%%

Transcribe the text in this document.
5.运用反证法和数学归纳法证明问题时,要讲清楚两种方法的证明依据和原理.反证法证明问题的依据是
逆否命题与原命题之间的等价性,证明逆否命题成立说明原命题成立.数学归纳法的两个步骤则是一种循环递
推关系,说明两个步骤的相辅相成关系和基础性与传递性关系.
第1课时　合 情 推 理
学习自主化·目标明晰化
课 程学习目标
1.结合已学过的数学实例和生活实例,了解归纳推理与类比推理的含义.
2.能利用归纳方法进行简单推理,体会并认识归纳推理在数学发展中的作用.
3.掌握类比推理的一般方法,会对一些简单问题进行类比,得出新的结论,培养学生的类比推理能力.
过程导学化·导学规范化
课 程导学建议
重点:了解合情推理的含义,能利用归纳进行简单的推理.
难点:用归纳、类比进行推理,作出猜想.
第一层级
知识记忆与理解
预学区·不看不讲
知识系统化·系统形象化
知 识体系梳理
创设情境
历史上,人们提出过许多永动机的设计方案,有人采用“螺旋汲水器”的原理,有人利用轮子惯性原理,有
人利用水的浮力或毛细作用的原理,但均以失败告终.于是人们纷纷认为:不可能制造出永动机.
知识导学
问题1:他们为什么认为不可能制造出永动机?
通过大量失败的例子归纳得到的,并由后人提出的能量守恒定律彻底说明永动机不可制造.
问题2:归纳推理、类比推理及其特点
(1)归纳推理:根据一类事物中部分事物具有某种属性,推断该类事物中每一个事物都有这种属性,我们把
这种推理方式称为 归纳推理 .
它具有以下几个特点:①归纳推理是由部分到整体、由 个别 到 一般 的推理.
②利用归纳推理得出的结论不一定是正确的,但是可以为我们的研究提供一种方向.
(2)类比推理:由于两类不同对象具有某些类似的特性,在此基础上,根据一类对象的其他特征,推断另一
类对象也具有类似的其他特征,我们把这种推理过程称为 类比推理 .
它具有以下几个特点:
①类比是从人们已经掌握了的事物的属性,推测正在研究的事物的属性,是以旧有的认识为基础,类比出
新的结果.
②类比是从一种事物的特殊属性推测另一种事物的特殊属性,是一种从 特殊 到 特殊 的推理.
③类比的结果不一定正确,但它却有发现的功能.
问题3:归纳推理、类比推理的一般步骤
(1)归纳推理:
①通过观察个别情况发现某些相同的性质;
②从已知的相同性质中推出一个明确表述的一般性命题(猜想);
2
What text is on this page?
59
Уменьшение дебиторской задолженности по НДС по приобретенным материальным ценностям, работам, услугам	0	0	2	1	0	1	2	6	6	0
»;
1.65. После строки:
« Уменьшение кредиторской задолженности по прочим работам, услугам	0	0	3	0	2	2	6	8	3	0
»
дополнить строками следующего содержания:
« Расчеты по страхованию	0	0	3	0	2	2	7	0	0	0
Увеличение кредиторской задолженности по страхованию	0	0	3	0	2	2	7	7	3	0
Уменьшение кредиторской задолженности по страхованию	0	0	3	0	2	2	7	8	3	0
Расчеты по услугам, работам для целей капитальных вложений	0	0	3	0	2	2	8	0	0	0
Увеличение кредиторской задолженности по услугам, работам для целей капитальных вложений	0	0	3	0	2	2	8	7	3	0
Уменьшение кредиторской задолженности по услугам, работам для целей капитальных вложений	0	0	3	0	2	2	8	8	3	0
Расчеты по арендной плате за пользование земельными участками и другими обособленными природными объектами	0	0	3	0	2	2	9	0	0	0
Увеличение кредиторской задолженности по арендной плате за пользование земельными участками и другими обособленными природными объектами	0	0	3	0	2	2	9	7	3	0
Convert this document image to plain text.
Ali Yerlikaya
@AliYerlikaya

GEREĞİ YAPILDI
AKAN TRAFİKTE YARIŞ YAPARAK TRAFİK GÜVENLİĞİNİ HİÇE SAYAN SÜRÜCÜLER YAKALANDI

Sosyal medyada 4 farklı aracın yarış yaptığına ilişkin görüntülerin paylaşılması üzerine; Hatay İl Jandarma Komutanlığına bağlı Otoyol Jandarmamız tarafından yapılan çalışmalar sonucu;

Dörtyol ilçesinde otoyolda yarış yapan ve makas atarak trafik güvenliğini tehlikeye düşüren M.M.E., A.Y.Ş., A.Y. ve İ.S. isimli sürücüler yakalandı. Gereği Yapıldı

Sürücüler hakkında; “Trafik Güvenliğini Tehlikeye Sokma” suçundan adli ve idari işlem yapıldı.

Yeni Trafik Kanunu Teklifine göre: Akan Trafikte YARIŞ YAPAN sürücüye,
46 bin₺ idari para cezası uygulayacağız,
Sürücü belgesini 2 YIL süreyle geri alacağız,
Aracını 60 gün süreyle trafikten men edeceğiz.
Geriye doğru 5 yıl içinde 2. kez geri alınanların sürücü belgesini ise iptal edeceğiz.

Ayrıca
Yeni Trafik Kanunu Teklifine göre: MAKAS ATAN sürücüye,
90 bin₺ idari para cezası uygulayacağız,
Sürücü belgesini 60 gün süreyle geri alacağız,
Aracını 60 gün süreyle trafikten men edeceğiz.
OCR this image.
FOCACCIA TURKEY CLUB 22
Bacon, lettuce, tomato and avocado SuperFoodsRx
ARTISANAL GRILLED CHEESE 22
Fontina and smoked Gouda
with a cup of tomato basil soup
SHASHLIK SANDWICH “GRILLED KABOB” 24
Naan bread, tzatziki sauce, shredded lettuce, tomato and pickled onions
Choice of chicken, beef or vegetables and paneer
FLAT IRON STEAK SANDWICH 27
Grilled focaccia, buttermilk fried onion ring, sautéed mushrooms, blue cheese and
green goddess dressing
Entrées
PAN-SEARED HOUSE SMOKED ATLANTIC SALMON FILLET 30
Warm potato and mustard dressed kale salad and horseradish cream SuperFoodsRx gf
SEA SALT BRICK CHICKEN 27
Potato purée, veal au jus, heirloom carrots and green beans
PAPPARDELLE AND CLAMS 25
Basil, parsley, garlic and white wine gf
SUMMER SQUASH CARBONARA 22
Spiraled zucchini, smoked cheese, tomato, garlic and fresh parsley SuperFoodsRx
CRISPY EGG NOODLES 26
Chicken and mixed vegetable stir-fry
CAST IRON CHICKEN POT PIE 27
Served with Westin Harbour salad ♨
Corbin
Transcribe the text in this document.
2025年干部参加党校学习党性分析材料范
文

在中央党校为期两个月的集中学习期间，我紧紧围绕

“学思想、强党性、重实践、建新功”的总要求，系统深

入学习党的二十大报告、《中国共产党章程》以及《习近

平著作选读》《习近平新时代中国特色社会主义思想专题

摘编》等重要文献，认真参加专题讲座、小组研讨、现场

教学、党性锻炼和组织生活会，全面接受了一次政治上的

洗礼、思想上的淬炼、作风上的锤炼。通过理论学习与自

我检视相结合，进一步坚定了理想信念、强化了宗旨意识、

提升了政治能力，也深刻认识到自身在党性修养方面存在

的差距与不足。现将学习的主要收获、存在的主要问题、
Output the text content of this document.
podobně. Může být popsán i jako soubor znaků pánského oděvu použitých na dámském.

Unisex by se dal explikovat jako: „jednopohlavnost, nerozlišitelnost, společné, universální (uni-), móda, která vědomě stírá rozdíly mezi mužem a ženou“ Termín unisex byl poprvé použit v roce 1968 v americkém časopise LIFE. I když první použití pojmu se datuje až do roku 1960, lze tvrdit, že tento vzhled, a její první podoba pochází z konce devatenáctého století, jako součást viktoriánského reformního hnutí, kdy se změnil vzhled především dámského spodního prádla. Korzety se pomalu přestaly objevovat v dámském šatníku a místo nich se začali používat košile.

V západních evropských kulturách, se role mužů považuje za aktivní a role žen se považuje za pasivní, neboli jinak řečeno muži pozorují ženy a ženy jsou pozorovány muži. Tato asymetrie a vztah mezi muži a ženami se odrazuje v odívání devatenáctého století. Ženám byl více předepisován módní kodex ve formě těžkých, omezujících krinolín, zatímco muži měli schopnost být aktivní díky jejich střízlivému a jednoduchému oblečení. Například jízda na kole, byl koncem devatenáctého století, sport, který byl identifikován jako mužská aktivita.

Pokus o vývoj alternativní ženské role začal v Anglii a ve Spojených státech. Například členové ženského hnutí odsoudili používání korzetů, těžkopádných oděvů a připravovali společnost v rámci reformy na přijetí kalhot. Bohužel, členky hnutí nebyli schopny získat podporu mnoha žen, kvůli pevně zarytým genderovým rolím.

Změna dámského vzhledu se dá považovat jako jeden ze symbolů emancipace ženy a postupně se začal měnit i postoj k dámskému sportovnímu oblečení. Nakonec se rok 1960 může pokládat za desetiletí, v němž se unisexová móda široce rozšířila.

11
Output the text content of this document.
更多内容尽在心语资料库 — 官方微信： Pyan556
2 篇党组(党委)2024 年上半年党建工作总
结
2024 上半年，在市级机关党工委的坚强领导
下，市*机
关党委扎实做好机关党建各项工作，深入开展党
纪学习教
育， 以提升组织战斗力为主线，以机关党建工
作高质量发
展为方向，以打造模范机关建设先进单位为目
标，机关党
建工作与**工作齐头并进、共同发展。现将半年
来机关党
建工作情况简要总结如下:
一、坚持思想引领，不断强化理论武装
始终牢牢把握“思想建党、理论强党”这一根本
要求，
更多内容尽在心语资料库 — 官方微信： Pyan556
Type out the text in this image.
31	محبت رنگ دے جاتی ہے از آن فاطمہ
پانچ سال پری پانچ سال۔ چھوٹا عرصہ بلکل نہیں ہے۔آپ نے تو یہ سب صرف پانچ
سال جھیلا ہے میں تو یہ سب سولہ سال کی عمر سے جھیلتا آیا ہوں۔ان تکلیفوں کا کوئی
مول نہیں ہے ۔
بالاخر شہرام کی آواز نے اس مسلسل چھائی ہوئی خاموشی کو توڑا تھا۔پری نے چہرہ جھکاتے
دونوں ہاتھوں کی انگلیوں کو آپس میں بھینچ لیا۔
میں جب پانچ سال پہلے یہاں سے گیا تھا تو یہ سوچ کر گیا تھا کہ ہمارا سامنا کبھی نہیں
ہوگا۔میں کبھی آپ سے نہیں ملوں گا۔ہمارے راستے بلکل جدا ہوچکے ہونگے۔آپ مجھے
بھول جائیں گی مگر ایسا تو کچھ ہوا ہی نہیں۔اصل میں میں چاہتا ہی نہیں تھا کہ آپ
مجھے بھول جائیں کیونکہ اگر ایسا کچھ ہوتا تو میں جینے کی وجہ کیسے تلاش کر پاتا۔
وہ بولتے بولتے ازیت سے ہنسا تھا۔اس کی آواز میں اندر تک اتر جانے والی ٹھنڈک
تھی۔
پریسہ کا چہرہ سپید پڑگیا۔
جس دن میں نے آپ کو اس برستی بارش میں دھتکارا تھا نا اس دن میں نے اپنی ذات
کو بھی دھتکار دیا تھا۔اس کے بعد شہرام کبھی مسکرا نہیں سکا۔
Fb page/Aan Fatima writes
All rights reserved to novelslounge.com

%%

> **Aim of the exercise**: Using the material above, extract the line that contains "Type out the text in this image." and every line after it, exactly as given; stop at the last line.

> **Reply to the exercise**:
Type out the text in this image.
31	محبت رنگ دے جاتی ہے از آن فاطمہ
پانچ سال پری پانچ سال۔ چھوٹا عرصہ بلکل نہیں ہے۔آپ نے تو یہ سب صرف پانچ
سال جھیلا ہے میں تو یہ سب سولہ سال کی عمر سے جھیلتا آیا ہوں۔ان تکلیفوں کا کوئی
مول نہیں ہے ۔
بالاخر شہرام کی آواز نے اس مسلسل چھائی ہوئی خاموشی کو توڑا تھا۔پری نے چہرہ جھکاتے
دونوں ہاتھوں کی انگلیوں کو آپس میں بھینچ لیا۔
میں جب پانچ سال پہلے یہاں سے گیا تھا تو یہ سوچ کر گیا تھا کہ ہمارا سامنا کبھی نہیں
ہوگا۔میں کبھی آپ سے نہیں ملوں گا۔ہمارے راستے بلکل جدا ہوچکے ہونگے۔آپ مجھے
بھول جائیں گی مگر ایسا تو کچھ ہوا ہی نہیں۔اصل میں میں چاہتا ہی نہیں تھا کہ آپ
مجھے بھول جائیں کیونکہ اگر ایسا کچھ ہوتا تو میں جینے کی وجہ کیسے تلاش کر پاتا۔
وہ بولتے بولتے ازیت سے ہنسا تھا۔اس کی آواز میں اندر تک اتر جانے والی ٹھنڈک
تھی۔
پریسہ کا چہرہ سپید پڑگیا۔
جس دن میں نے آپ کو اس برستی بارش میں دھتکارا تھا نا اس دن میں نے اپنی ذات
کو بھی دھتکار دیا تھا۔اس کے بعد شہرام کبھی مسکرا نہیں سکا۔
Fb page/Aan Fatima writes
All rights reserved to novelslounge.com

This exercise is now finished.